- The problem
Look for the string "Cengkareng" in every line, and copy each line that has it.

- Data records
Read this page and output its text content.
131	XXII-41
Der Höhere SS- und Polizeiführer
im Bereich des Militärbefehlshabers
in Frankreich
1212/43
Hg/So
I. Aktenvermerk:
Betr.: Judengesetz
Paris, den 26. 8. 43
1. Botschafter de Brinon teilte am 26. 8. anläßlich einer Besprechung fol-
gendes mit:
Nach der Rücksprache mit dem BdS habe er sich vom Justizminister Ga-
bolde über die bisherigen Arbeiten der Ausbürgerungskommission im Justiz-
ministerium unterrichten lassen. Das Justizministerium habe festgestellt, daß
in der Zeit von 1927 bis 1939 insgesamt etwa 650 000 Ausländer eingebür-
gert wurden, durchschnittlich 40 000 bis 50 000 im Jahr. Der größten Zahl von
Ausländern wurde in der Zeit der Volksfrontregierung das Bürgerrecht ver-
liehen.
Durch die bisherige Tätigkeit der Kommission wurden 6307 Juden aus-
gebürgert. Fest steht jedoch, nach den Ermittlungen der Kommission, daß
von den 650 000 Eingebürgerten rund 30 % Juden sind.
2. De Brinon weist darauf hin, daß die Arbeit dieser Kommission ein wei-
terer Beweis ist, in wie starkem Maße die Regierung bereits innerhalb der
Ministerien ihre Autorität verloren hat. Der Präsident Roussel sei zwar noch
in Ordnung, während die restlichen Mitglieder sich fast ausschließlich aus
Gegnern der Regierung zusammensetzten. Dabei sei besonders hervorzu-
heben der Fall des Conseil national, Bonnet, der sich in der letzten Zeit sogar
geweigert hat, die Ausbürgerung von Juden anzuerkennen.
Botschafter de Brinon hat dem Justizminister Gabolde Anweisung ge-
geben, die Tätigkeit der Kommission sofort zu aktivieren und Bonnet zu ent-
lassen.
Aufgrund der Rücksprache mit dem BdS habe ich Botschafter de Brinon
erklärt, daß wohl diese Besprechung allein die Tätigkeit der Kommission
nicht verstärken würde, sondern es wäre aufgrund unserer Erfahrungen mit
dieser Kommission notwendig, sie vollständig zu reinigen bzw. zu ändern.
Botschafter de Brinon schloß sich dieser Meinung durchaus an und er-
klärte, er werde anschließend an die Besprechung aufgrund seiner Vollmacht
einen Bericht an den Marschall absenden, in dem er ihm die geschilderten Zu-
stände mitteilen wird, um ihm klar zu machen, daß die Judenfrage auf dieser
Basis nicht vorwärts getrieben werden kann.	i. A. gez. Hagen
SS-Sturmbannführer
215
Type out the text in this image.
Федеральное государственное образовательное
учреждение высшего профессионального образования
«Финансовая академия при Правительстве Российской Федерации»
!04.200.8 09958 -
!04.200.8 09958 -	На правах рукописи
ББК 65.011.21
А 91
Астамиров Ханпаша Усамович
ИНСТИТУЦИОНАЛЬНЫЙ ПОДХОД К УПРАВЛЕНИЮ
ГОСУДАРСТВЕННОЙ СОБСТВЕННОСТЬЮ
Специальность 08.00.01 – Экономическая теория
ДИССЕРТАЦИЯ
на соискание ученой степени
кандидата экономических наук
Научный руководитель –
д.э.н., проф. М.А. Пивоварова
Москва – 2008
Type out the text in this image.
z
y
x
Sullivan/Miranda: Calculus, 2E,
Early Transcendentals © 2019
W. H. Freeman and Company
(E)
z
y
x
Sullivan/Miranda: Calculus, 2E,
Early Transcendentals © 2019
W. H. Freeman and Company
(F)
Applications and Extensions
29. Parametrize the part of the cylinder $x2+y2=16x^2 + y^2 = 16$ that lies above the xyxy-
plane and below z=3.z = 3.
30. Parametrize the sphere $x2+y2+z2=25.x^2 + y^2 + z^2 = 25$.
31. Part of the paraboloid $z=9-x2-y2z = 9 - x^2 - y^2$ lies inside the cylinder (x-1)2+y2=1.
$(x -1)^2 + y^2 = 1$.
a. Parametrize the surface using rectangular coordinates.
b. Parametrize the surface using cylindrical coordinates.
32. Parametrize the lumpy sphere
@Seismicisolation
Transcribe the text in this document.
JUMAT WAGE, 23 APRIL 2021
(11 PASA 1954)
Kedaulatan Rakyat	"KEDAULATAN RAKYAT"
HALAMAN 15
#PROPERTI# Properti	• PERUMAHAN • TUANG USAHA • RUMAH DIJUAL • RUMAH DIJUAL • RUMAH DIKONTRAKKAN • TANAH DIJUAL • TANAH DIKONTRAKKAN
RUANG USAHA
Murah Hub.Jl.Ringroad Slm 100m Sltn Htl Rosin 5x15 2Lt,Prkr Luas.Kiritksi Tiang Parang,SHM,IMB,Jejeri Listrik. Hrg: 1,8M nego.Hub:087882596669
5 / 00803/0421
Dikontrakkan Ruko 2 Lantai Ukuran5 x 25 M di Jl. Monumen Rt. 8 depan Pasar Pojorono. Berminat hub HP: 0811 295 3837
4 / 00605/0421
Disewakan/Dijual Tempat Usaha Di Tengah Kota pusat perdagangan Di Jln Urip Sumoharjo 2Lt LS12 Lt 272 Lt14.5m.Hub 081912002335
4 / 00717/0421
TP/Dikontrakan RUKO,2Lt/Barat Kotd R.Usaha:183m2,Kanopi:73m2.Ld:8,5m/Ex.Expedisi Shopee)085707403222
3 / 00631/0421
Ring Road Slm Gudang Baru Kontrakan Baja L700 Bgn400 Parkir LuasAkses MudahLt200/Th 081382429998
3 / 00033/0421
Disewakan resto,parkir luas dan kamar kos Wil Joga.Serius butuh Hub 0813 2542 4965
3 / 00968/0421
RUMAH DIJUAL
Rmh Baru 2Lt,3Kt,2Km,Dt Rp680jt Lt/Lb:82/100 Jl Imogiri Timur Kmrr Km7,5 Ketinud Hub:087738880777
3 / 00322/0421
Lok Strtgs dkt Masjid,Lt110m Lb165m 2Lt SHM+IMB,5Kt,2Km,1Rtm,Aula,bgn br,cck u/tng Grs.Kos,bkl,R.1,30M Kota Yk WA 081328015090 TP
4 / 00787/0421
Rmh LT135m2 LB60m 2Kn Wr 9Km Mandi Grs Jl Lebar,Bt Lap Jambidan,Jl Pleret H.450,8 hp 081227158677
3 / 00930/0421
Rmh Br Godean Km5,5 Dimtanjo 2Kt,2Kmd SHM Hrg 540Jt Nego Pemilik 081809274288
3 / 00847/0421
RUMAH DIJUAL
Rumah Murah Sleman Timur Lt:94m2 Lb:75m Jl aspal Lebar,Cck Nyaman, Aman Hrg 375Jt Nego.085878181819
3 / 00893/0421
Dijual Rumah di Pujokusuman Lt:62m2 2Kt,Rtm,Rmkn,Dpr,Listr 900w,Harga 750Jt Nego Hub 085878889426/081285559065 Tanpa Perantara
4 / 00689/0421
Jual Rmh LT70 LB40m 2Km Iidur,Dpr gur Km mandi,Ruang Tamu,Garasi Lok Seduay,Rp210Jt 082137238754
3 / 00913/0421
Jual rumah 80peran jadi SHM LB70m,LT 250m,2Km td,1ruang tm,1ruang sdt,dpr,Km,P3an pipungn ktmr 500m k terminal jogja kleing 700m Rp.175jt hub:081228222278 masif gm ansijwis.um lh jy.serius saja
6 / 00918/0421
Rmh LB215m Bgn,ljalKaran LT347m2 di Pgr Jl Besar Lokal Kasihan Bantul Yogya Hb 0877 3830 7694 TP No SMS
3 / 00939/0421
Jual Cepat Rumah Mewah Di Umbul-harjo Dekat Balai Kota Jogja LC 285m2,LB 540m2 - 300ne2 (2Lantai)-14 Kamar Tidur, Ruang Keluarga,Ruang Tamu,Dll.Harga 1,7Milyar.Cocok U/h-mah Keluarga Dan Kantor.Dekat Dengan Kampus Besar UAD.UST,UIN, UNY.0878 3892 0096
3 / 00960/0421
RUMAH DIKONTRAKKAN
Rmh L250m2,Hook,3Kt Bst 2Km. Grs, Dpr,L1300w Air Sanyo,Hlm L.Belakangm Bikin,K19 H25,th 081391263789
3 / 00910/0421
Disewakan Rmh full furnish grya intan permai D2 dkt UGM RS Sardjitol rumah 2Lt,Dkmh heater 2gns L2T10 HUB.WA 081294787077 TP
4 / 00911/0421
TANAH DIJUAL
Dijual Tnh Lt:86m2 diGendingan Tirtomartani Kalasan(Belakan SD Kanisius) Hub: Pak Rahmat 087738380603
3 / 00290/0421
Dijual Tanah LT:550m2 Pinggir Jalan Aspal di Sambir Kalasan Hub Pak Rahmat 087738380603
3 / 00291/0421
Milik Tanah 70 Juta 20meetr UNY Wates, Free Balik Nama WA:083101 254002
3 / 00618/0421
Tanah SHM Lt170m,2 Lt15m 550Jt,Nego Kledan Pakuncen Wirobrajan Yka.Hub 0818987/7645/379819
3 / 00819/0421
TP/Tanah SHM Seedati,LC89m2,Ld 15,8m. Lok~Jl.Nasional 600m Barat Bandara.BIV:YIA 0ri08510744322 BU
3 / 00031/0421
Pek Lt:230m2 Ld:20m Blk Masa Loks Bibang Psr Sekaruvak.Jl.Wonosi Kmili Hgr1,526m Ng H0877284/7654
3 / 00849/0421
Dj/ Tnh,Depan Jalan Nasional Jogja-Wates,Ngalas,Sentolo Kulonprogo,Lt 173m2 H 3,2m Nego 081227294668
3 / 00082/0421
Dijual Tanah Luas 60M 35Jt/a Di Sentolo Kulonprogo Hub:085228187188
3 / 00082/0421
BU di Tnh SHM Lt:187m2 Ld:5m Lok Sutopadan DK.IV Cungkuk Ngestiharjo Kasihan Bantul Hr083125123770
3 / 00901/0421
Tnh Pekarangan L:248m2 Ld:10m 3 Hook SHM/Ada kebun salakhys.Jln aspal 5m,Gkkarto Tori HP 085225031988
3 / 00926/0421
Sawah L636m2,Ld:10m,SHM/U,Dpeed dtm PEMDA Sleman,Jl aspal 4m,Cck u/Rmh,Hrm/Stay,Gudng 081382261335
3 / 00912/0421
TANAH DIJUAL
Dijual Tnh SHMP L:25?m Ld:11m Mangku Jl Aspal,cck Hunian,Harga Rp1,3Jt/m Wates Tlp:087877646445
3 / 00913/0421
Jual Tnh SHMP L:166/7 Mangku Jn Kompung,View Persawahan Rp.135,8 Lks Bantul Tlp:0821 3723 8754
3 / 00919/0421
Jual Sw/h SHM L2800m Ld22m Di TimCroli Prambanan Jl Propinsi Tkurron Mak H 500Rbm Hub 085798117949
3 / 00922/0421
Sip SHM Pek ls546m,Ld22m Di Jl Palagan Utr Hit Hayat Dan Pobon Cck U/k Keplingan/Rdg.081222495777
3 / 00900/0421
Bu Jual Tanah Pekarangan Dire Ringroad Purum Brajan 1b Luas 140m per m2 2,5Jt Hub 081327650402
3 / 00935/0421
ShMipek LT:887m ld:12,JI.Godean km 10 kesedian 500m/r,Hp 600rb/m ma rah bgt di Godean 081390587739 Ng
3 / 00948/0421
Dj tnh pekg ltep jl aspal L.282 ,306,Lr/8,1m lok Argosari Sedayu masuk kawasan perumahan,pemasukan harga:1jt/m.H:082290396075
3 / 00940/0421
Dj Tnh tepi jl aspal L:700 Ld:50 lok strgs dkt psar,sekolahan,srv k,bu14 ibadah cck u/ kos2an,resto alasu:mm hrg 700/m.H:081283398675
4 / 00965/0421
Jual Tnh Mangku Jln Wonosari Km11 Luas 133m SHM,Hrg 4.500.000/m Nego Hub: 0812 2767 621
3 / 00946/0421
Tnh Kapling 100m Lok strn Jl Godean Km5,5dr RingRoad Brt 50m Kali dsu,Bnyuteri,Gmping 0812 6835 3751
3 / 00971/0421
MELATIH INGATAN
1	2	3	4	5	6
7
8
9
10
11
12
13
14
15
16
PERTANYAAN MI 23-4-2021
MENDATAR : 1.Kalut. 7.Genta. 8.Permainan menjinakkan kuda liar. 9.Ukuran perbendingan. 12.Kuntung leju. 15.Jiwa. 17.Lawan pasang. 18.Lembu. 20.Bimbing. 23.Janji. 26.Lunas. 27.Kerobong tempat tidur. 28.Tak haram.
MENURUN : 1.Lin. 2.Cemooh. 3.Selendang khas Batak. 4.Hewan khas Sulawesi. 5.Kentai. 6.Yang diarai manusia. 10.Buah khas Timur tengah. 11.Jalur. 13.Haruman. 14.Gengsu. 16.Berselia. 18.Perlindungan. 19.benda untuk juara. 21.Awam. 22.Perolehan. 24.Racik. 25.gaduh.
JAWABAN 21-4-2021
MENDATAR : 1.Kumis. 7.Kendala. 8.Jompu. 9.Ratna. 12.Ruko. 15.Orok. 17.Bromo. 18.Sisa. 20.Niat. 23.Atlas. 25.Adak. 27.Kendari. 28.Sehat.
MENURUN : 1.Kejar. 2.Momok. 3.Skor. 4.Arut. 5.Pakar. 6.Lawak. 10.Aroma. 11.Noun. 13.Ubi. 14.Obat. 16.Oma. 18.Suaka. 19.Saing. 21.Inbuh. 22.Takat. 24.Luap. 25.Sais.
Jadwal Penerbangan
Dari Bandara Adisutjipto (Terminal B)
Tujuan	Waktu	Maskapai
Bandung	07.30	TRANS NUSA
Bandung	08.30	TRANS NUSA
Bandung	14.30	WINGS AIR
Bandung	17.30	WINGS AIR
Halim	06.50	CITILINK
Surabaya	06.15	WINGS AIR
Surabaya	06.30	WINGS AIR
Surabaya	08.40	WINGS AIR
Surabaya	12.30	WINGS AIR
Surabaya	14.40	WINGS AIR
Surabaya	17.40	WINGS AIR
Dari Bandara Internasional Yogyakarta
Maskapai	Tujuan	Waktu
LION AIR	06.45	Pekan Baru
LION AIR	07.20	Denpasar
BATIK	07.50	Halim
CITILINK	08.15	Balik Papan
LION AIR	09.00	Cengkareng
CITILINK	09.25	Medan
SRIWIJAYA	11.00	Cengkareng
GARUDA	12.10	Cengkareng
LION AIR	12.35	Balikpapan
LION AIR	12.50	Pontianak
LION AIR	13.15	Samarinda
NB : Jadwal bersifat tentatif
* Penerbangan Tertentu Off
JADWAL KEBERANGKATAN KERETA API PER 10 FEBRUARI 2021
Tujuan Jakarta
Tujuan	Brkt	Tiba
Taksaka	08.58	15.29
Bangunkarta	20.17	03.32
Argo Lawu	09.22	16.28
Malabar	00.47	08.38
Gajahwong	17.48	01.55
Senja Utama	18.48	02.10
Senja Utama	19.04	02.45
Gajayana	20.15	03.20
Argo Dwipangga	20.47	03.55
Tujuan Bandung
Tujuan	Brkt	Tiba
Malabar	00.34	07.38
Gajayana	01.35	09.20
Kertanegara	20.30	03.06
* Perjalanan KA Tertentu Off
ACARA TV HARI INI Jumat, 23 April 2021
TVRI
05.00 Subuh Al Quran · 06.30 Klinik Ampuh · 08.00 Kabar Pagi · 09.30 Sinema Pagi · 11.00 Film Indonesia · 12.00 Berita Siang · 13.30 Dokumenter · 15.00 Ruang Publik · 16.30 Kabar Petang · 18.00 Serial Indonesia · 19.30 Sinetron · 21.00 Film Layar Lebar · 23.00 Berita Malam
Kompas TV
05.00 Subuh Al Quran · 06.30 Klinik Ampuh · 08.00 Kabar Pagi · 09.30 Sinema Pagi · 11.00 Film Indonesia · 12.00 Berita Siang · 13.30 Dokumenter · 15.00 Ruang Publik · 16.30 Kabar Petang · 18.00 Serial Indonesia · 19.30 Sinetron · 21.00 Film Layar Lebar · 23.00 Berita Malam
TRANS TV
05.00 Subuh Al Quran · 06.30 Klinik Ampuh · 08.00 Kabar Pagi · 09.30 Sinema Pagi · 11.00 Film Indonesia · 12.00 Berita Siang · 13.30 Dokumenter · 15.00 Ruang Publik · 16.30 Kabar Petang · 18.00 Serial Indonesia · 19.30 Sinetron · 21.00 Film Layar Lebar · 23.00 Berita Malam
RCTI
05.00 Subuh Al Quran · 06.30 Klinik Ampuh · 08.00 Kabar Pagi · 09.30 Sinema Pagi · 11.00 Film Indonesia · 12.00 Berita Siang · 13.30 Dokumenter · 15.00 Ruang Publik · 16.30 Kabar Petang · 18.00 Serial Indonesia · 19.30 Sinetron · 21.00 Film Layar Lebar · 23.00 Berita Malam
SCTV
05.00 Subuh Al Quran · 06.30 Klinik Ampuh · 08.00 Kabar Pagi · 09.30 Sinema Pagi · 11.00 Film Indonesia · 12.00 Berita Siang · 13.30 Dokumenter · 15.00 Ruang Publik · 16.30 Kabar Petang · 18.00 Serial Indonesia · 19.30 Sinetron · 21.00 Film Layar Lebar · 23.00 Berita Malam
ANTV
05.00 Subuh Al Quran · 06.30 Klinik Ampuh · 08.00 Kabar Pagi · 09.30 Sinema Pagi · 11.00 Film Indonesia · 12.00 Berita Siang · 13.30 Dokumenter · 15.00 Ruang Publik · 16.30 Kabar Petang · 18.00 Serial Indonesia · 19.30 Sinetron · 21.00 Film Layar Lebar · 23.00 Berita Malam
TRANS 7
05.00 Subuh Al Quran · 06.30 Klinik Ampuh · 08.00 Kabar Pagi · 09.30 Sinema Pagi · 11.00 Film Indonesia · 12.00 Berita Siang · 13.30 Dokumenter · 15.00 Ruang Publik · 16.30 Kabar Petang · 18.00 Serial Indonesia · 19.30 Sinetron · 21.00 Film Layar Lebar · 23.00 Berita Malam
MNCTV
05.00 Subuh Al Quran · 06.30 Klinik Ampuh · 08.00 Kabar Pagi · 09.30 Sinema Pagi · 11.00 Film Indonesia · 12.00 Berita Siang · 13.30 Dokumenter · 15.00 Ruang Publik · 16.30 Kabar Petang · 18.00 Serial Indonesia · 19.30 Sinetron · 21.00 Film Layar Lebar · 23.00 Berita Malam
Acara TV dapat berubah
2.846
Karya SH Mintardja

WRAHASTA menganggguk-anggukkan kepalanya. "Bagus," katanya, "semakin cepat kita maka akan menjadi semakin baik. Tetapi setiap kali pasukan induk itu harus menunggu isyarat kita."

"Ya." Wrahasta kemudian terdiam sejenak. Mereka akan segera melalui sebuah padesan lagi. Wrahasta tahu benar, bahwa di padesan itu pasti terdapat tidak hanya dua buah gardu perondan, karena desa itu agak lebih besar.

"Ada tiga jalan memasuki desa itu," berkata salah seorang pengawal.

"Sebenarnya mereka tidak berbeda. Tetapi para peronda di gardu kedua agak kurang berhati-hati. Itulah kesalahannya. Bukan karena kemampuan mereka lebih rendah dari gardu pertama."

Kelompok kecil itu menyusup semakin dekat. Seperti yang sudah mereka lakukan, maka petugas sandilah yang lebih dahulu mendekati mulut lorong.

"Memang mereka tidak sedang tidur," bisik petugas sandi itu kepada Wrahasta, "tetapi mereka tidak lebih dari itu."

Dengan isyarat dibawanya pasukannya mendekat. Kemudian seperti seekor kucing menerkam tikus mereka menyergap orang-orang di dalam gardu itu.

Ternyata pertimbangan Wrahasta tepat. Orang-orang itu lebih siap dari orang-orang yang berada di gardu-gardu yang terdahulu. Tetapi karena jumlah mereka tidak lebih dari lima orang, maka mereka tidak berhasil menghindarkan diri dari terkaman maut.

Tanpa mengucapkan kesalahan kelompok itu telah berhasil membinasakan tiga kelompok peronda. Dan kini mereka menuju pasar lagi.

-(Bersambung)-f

- Response
LION AIR	09.00	Cengkareng
SRIWIJAYA	11.00	Cengkareng
GARUDA	12.10	Cengkareng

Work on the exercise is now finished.